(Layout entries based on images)
________________

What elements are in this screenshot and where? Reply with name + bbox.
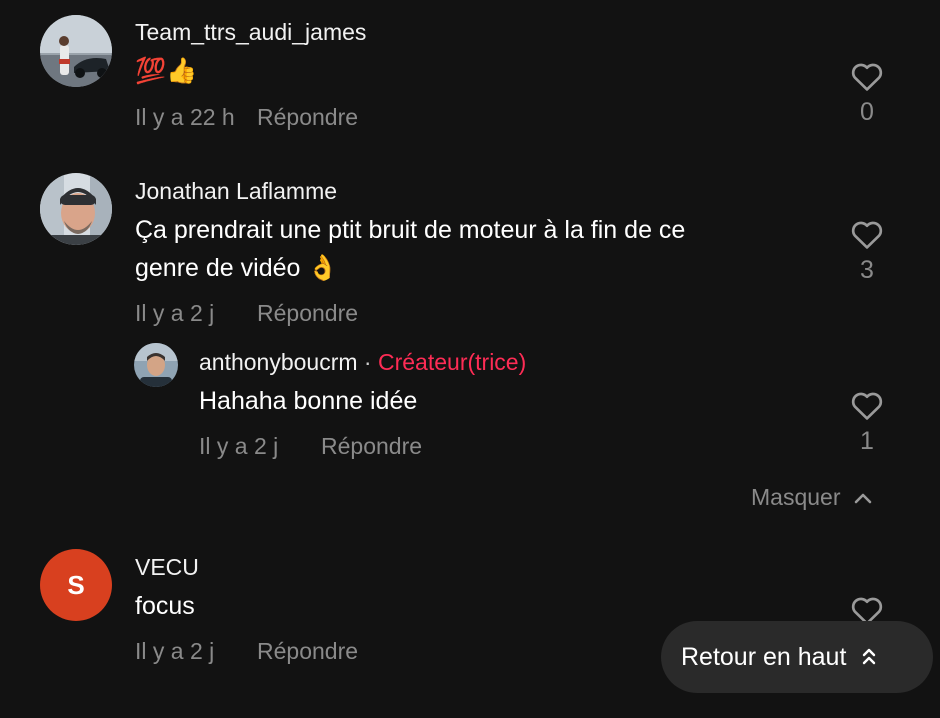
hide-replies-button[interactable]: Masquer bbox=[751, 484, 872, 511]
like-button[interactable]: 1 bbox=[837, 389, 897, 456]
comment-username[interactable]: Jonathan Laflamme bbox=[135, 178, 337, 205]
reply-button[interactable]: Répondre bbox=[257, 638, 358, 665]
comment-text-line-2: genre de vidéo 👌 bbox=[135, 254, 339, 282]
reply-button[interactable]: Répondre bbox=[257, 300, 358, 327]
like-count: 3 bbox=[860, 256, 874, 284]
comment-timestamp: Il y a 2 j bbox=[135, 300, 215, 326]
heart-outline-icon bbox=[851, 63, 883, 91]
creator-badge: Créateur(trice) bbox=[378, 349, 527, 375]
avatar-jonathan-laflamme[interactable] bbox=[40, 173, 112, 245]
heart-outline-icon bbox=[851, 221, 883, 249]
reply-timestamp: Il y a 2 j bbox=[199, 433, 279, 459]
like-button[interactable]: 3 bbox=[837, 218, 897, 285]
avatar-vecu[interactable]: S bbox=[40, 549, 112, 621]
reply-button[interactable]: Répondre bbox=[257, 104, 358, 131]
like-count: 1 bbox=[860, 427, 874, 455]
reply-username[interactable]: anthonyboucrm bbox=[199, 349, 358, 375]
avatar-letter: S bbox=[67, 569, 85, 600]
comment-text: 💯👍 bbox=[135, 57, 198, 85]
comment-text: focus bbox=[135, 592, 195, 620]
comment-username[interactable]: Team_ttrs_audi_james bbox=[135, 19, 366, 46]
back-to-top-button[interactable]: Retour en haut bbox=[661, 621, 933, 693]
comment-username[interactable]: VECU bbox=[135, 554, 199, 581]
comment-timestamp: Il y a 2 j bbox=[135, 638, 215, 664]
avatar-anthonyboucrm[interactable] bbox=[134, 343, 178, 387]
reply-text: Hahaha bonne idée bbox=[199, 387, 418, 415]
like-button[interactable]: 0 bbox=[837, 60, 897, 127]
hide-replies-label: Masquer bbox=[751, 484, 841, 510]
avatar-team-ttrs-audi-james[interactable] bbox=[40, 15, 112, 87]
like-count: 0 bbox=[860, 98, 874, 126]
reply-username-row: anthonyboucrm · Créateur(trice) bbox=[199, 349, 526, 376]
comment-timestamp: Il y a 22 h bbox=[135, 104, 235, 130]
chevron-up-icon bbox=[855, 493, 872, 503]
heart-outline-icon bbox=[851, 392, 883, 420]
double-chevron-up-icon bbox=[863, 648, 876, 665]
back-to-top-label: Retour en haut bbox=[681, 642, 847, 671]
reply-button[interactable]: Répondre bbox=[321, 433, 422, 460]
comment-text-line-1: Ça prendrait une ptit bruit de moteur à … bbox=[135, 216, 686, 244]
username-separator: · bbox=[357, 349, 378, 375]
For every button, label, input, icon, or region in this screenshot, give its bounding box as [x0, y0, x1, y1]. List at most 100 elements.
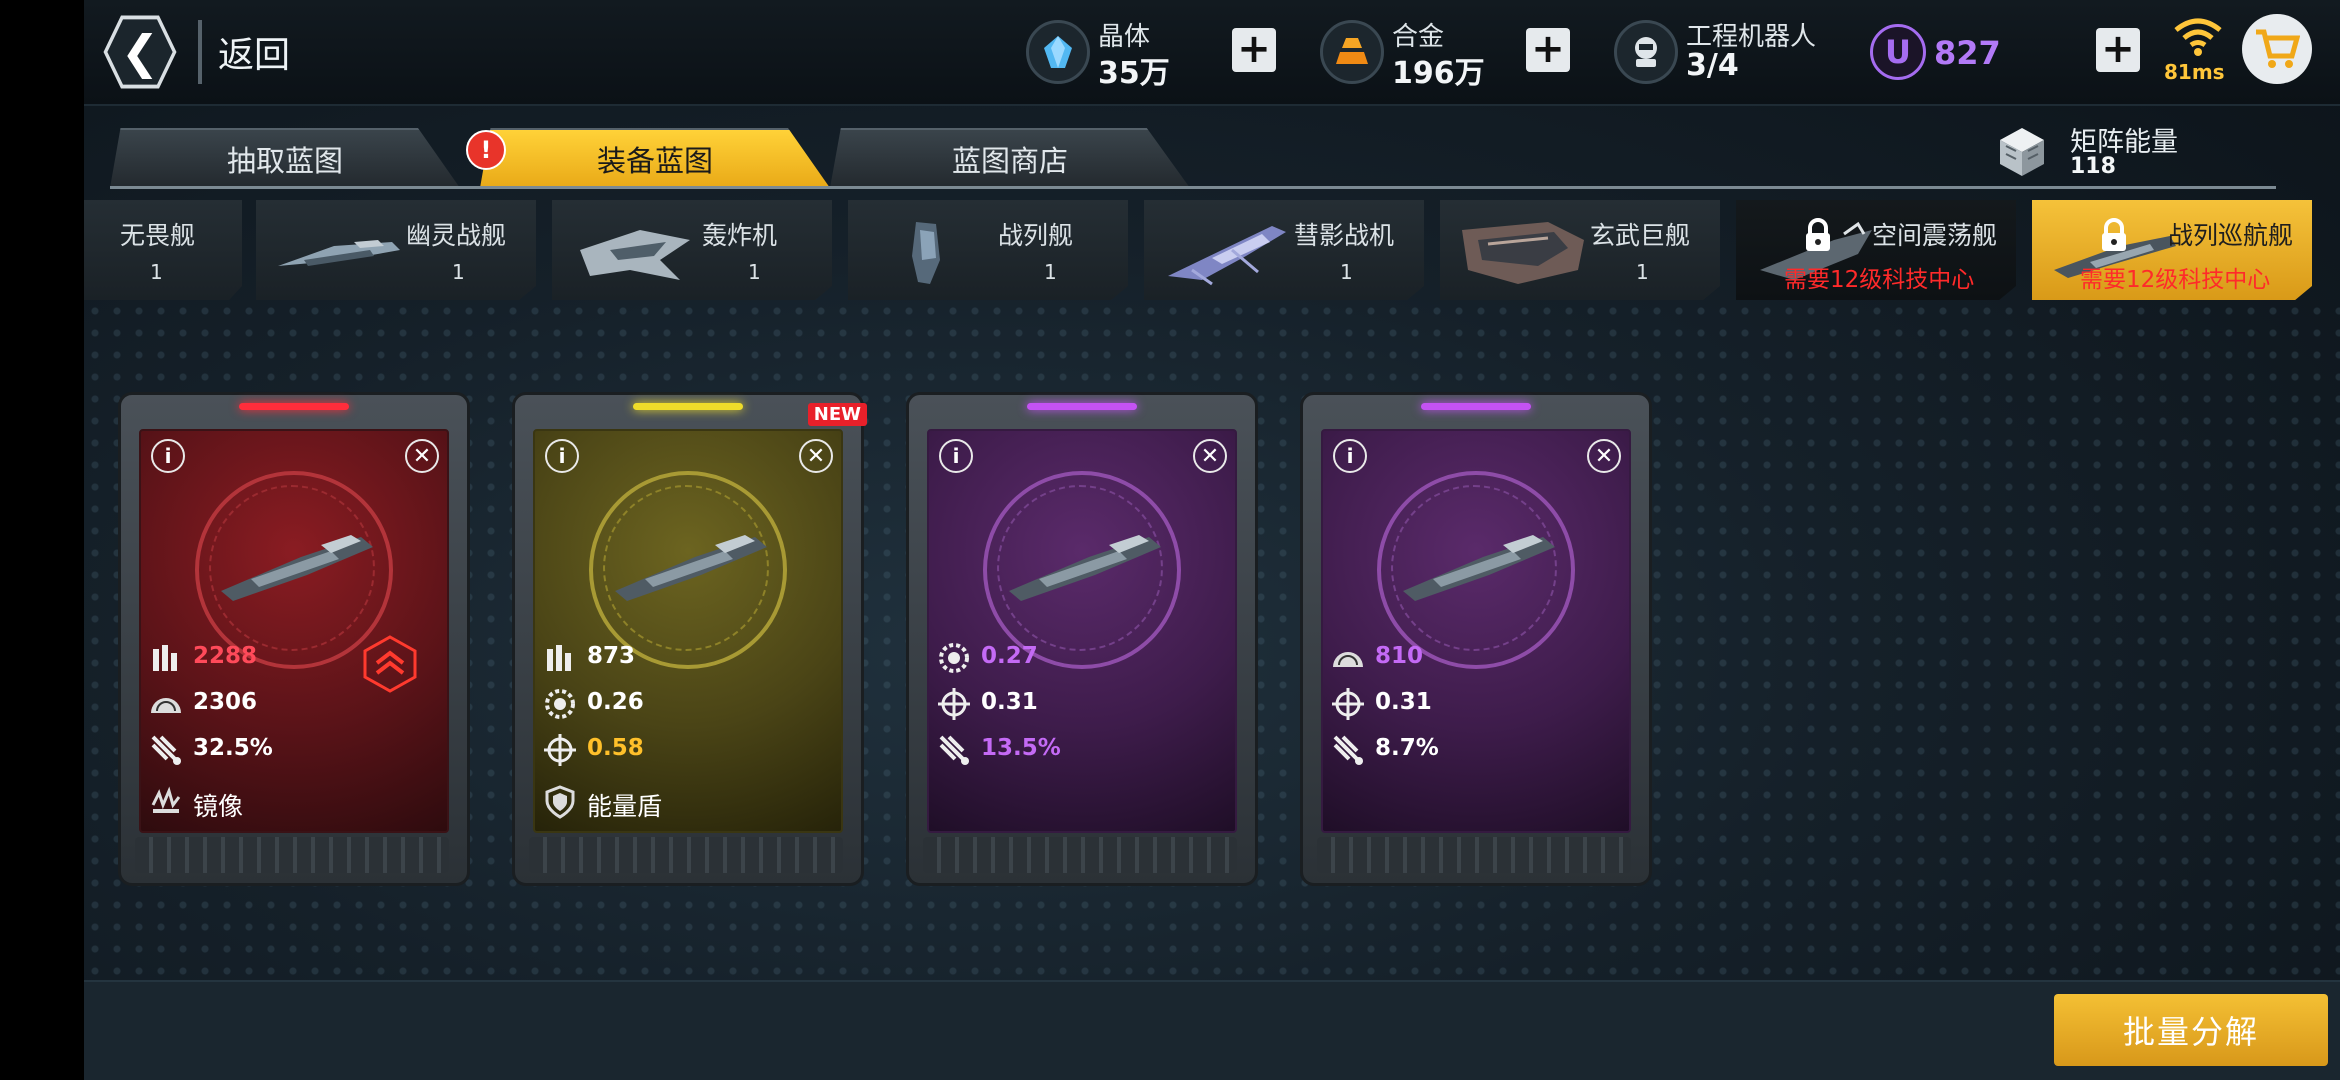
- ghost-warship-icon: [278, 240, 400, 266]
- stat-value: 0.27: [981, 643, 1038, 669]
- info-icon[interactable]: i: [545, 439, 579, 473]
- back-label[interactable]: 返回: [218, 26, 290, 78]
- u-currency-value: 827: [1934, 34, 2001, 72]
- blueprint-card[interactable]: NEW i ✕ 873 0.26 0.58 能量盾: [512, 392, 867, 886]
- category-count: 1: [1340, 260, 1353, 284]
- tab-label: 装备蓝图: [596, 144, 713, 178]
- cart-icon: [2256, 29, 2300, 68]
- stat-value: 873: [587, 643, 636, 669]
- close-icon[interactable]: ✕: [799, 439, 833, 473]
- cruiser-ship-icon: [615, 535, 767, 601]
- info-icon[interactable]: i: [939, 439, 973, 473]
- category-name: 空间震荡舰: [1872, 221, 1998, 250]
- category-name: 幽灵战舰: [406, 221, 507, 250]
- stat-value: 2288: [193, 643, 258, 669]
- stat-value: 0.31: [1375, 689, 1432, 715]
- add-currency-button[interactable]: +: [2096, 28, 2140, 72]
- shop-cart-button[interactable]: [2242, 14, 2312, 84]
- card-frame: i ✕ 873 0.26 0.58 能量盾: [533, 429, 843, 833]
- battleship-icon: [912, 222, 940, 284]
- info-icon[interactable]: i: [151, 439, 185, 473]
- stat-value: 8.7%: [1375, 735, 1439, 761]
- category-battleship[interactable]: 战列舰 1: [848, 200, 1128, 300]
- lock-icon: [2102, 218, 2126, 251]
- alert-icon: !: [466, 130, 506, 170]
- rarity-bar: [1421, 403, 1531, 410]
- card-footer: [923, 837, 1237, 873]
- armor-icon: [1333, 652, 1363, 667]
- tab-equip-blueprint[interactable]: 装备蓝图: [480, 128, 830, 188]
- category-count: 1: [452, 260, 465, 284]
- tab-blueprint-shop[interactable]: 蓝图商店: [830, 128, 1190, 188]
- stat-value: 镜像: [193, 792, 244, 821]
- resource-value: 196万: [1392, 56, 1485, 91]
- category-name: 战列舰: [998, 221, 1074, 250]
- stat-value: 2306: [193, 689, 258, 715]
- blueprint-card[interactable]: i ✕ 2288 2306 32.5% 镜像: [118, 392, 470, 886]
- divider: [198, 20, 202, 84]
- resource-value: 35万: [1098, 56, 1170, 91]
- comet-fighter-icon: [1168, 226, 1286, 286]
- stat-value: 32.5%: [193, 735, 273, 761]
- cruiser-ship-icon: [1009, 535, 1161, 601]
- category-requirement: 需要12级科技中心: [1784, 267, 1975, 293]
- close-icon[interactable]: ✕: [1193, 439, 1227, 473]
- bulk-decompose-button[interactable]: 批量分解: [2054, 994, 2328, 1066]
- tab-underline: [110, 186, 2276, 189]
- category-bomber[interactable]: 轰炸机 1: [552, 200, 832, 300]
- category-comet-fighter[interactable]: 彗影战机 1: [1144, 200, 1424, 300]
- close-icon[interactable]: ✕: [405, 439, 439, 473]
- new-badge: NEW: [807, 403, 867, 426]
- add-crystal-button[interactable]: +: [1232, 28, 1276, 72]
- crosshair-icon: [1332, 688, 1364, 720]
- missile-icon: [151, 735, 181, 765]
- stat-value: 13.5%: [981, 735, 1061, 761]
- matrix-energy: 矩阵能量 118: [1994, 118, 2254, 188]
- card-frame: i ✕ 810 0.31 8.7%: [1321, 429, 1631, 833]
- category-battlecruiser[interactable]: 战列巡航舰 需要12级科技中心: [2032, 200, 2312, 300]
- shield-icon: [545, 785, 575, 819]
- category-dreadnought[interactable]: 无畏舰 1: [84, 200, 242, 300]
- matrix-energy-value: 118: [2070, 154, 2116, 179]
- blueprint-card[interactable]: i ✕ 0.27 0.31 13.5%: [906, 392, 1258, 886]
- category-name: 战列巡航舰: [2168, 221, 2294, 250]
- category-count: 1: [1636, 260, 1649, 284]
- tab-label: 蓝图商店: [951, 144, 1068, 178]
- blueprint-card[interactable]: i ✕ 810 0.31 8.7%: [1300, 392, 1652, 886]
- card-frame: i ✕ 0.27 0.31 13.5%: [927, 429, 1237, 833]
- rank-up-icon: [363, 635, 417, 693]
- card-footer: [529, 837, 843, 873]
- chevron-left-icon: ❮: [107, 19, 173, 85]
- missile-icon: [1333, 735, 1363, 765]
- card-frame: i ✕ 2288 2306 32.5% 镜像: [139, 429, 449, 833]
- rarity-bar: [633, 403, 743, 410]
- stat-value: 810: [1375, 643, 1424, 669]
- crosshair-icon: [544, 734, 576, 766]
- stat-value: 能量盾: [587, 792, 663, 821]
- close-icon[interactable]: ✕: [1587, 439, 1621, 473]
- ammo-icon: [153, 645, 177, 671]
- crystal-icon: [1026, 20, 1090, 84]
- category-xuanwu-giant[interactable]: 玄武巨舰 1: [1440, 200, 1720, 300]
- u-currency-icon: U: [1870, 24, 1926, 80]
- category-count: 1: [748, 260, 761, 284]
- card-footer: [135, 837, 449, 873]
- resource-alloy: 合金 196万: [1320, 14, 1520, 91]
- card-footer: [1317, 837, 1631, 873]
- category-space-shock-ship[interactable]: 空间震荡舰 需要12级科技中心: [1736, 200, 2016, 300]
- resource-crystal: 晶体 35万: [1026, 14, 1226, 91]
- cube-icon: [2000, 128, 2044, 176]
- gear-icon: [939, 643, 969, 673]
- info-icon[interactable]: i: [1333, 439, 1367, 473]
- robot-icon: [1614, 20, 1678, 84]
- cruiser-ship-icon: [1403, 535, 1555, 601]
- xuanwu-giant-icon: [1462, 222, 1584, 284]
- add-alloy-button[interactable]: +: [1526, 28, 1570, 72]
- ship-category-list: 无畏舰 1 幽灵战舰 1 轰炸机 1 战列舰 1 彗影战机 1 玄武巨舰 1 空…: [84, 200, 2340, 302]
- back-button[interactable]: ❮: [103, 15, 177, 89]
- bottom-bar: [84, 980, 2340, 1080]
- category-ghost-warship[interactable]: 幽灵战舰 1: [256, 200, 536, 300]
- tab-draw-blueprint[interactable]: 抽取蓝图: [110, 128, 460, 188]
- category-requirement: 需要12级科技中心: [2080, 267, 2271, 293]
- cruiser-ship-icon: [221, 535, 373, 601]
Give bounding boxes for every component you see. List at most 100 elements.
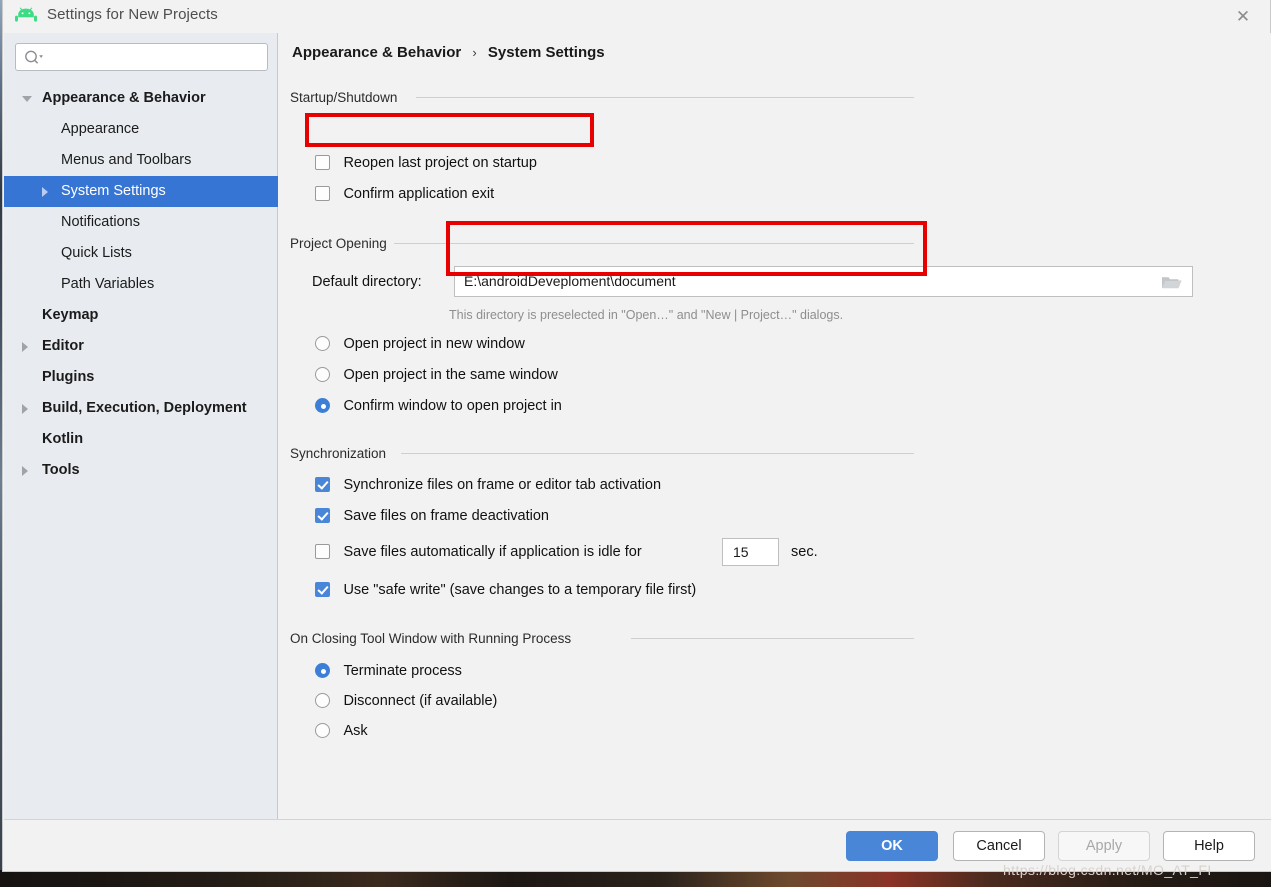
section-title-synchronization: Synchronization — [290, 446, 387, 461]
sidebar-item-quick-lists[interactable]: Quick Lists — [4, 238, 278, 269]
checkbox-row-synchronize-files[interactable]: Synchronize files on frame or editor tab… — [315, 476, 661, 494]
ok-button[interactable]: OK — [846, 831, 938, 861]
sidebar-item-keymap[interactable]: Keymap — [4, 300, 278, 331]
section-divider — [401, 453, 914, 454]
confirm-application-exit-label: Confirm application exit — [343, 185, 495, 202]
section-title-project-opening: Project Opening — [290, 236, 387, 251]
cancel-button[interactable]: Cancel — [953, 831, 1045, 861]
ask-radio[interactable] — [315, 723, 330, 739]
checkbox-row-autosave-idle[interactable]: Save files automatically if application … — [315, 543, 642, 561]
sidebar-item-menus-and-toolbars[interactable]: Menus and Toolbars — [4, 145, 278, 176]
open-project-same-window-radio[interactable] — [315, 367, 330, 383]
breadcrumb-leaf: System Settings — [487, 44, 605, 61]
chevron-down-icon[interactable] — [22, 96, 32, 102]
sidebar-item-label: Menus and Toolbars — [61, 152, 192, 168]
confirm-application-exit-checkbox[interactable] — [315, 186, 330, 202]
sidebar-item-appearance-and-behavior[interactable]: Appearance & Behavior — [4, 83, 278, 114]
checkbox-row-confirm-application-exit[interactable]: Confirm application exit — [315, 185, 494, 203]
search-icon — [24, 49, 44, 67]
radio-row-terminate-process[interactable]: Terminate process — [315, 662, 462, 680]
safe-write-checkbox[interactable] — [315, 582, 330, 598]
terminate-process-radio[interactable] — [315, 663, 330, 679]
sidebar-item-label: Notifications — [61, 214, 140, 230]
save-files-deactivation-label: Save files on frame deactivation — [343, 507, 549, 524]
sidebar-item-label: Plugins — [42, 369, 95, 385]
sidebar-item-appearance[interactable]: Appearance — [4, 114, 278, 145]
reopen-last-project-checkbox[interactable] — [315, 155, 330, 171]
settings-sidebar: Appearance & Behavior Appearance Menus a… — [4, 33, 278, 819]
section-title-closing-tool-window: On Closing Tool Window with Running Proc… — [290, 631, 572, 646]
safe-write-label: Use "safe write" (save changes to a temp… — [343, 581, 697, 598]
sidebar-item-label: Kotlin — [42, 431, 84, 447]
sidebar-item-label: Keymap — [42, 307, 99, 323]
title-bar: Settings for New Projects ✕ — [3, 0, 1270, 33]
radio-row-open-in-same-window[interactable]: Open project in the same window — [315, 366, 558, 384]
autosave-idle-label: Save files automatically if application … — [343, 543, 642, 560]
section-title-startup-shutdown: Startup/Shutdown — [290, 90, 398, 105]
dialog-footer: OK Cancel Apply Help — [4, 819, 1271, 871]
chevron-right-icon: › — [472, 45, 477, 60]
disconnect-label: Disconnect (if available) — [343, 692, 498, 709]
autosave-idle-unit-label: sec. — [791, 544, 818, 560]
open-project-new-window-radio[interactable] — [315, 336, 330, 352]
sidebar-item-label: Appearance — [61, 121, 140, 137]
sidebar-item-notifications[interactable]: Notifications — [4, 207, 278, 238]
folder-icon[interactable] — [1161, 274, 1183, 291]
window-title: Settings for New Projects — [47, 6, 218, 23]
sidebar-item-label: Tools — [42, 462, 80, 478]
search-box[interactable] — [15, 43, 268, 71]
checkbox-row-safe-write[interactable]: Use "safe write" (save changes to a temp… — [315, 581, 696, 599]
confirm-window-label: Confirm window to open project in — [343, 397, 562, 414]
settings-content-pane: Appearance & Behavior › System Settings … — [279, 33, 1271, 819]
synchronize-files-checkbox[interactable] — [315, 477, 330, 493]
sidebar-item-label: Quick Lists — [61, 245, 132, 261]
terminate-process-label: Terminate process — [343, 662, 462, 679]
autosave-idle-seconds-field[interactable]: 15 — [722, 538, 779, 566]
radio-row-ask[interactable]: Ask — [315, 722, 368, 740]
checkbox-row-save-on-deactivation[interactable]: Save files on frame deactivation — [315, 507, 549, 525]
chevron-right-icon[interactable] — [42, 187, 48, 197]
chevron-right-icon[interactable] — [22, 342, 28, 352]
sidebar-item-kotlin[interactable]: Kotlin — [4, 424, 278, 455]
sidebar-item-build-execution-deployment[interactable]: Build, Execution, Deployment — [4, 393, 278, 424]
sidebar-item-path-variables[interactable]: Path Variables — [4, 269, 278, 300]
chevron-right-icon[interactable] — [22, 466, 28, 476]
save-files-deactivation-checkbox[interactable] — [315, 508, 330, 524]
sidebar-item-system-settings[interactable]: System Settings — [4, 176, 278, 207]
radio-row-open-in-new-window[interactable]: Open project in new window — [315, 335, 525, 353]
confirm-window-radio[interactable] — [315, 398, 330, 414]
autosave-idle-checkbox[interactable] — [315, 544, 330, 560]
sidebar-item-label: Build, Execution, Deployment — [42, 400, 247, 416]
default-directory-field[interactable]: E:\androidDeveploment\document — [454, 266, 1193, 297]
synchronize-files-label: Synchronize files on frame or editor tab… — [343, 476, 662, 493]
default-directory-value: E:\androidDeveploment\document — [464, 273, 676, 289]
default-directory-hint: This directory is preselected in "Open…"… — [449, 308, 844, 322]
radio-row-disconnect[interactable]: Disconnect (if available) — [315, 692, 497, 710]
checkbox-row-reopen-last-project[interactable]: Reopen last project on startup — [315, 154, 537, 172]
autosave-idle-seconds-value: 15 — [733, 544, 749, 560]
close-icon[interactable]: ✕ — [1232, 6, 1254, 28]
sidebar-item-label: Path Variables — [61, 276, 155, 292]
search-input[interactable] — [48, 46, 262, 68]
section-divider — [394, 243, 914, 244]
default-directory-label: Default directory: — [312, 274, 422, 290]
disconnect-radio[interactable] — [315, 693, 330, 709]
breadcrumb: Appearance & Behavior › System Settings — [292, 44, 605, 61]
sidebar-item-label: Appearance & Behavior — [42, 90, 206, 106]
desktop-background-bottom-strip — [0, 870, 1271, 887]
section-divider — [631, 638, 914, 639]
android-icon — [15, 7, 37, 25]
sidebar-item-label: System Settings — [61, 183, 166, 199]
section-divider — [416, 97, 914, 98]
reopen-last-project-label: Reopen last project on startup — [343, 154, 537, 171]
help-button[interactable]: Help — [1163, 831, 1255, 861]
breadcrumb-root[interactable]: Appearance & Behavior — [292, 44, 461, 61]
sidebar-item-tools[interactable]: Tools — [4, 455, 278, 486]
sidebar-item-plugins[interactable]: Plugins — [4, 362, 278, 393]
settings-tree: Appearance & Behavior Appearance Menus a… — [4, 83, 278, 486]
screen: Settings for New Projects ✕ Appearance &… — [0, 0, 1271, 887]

________________

> _EXERCISE DETAILS_
Copy out the lines of the data above exactly as they appear, starting at the line containing "- ghost-warship-icon: [278, 240, 400, 266]" and ending at the line containing "- stat-value: 2306: [193, 689, 258, 715]", with both of those lines included.

> _SOLUTION BELOW_
- ghost-warship-icon: [278, 240, 400, 266]
- stat-value: 0.27: [981, 643, 1038, 669]
- info-icon[interactable]: i: [545, 439, 579, 473]
- back-label[interactable]: 返回: [218, 26, 290, 78]
- u-currency-value: 827: [1934, 34, 2001, 72]
- blueprint-card[interactable]: NEW i ✕ 873 0.26 0.58 能量盾: [512, 392, 867, 886]
- category-count: 1: [1340, 260, 1353, 284]
- tab-label: 装备蓝图: [596, 144, 713, 178]
- cart-icon: [2256, 29, 2300, 68]
- stat-value: 873: [587, 643, 636, 669]
- close-icon[interactable]: ✕: [799, 439, 833, 473]
- cruiser-ship-icon: [615, 535, 767, 601]
- info-icon[interactable]: i: [939, 439, 973, 473]
- category-name: 空间震荡舰: [1872, 221, 1998, 250]
- category-name: 幽灵战舰: [406, 221, 507, 250]
- stat-value: 2288: [193, 643, 258, 669]
- stat-value: 0.31: [1375, 689, 1432, 715]
- add-currency-button[interactable]: +: [2096, 28, 2140, 72]
- shop-cart-button[interactable]: [2242, 14, 2312, 84]
- card-frame: i ✕ 873 0.26 0.58 能量盾: [533, 429, 843, 833]
- battleship-icon: [912, 222, 940, 284]
- info-icon[interactable]: i: [151, 439, 185, 473]
- stat-value: 8.7%: [1375, 735, 1439, 761]
- category-battleship[interactable]: 战列舰 1: [848, 200, 1128, 300]
- lock-icon: [2102, 218, 2126, 251]
- alert-icon: !: [466, 130, 506, 170]
- rarity-bar: [1421, 403, 1531, 410]
- card-footer: [923, 837, 1237, 873]
- armor-icon: [1333, 652, 1363, 667]
- tab-equip-blueprint[interactable]: 装备蓝图: [480, 128, 830, 188]
- category-count: 1: [452, 260, 465, 284]
- tab-blueprint-shop[interactable]: 蓝图商店: [830, 128, 1190, 188]
- stat-value: 镜像: [193, 792, 244, 821]
- resource-value: 196万: [1392, 56, 1485, 91]
- category-name: 战列舰: [998, 221, 1074, 250]
- stat-value: 2306: [193, 689, 258, 715]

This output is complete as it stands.